## PAGE:

▽

Les pièges de l'achat pour réduire son coût moyen

Publié le 10/03/2012 à 00:00

Les pièges de l'achat pour réduire son coût moyen

Publié le 10/03/2012 à 00:00

Il y a des concepts qui semblent magiques en théorie, mais qui se révèlent désastreux dans la pratique. La stratégie qui consiste à acheter le titre d'une société même si celui-ci se déprécie - l'achat pour réduire son coût moyen - en est une. Il s'agit d'une traduction de l'expression anglaise «averaging down». Plus le titre baisse, plus j'achète, diminuant ainsi mon coût moyen.

Par exemple, j'achète 100 actions de la société ABC à 100 $. Le titre perd 50 % et j'achète de nouveau 100 actions, cette fois à 50 $. Je me retrouve avec 15 000 $ investis dans 200 actions d'ABC. Mon coût moyen est donc de 75 $. Le titre continue sa descente, et à 25 $ j'ajoute 100 actions. Je me retrouve avec un placement de 17 500 $ dans ABC à un coût moyen de 58 $ l'action. Enfin, à 10 $, je rachète 100 actions.

Bilan : 400 actions dans ABC au coût de 18 500 $, soit un coût moyen de 46,25 $ par action. Mes achats ont ainsi permis de faire passer mon coût moyen de 100 $ à 46,25 $.

△

## DONNÉES ENREGISTRÉES:

▽

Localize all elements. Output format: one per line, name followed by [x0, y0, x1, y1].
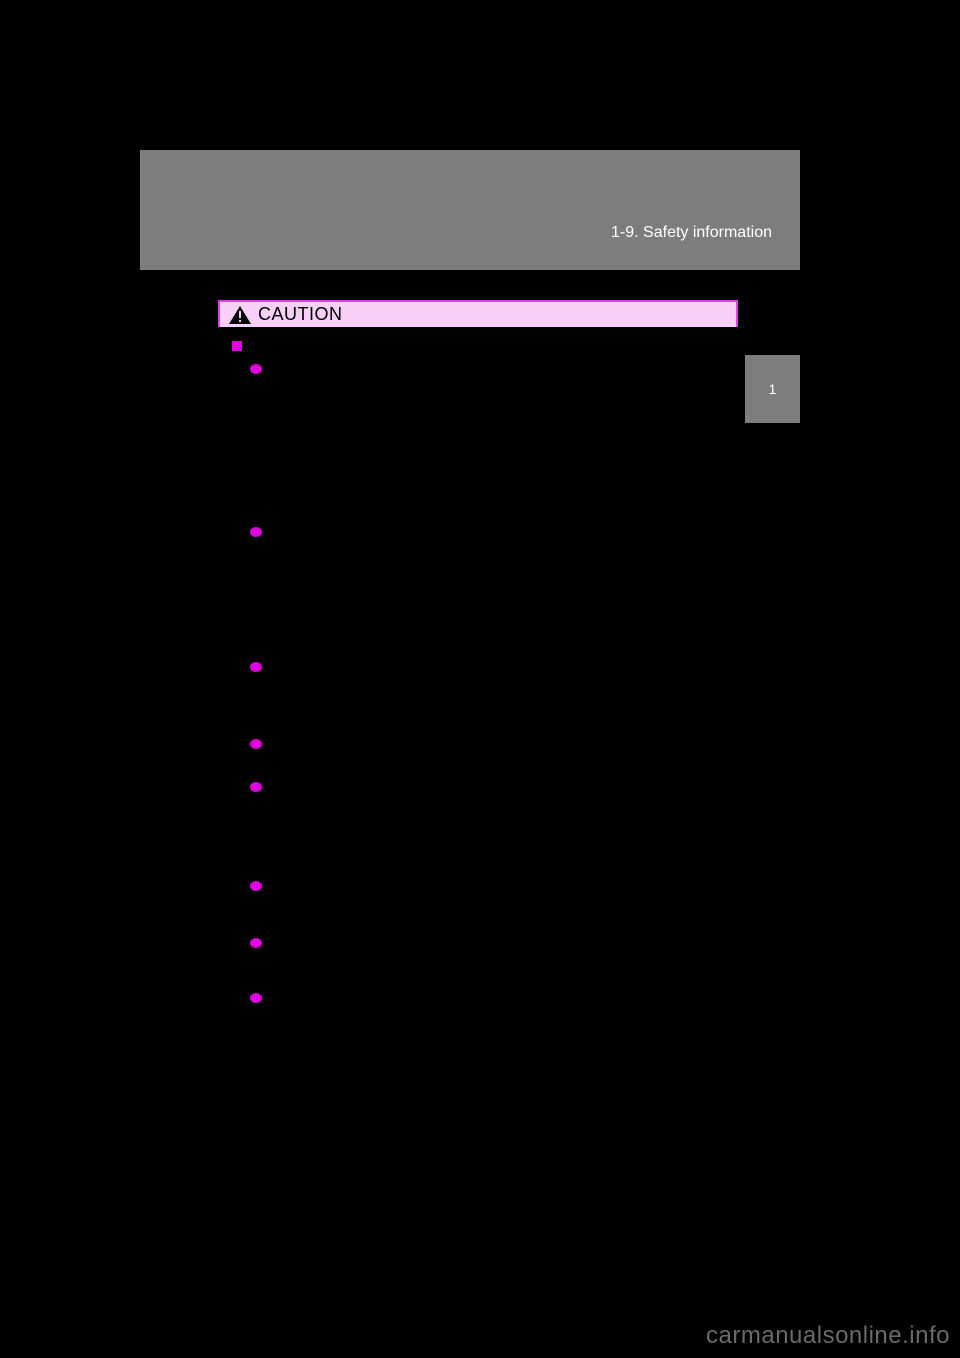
round-bullet-icon	[250, 782, 262, 792]
caution-bullet-item	[250, 777, 724, 792]
caution-box: CAUTION	[218, 300, 738, 1033]
round-bullet-icon	[250, 527, 262, 537]
round-bullet-icon	[250, 364, 262, 374]
warning-icon	[228, 305, 252, 325]
caution-bullet-item	[250, 657, 724, 672]
chapter-tab: 1	[745, 355, 800, 423]
caution-section-head	[232, 337, 724, 351]
caution-bullet-item	[250, 359, 724, 374]
chapter-number: 1	[769, 382, 777, 396]
round-bullet-icon	[250, 739, 262, 749]
caution-header: CAUTION	[218, 300, 738, 327]
round-bullet-icon	[250, 938, 262, 948]
round-bullet-icon	[250, 662, 262, 672]
caution-label: CAUTION	[258, 304, 343, 325]
caution-bullet-item	[250, 933, 724, 948]
caution-bullet-list	[232, 359, 724, 1003]
page-header: 1-9. Safety information	[140, 150, 800, 270]
caution-body	[218, 327, 738, 1033]
caution-bullet-item	[250, 522, 724, 537]
watermark: carmanualsonline.info	[706, 1322, 950, 1350]
caution-bullet-item	[250, 734, 724, 749]
caution-bullet-item	[250, 876, 724, 891]
square-bullet-icon	[232, 341, 242, 351]
round-bullet-icon	[250, 881, 262, 891]
section-label: 1-9. Safety information	[611, 224, 772, 242]
caution-bullet-item	[250, 988, 724, 1003]
round-bullet-icon	[250, 993, 262, 1003]
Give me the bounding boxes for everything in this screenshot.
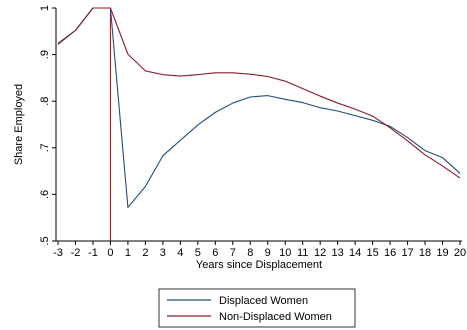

△

## PROBLÈME POSÉ:
Selon la page sur l'achat pour réduire son coût moyen, de quelle expression anglaise ce terme est-il la traduction ? Le matériel fourni n'est pas nécessaire ici.

## RÉSULTAT OBTENU:
Il traduit l'expression anglaise «averaging down».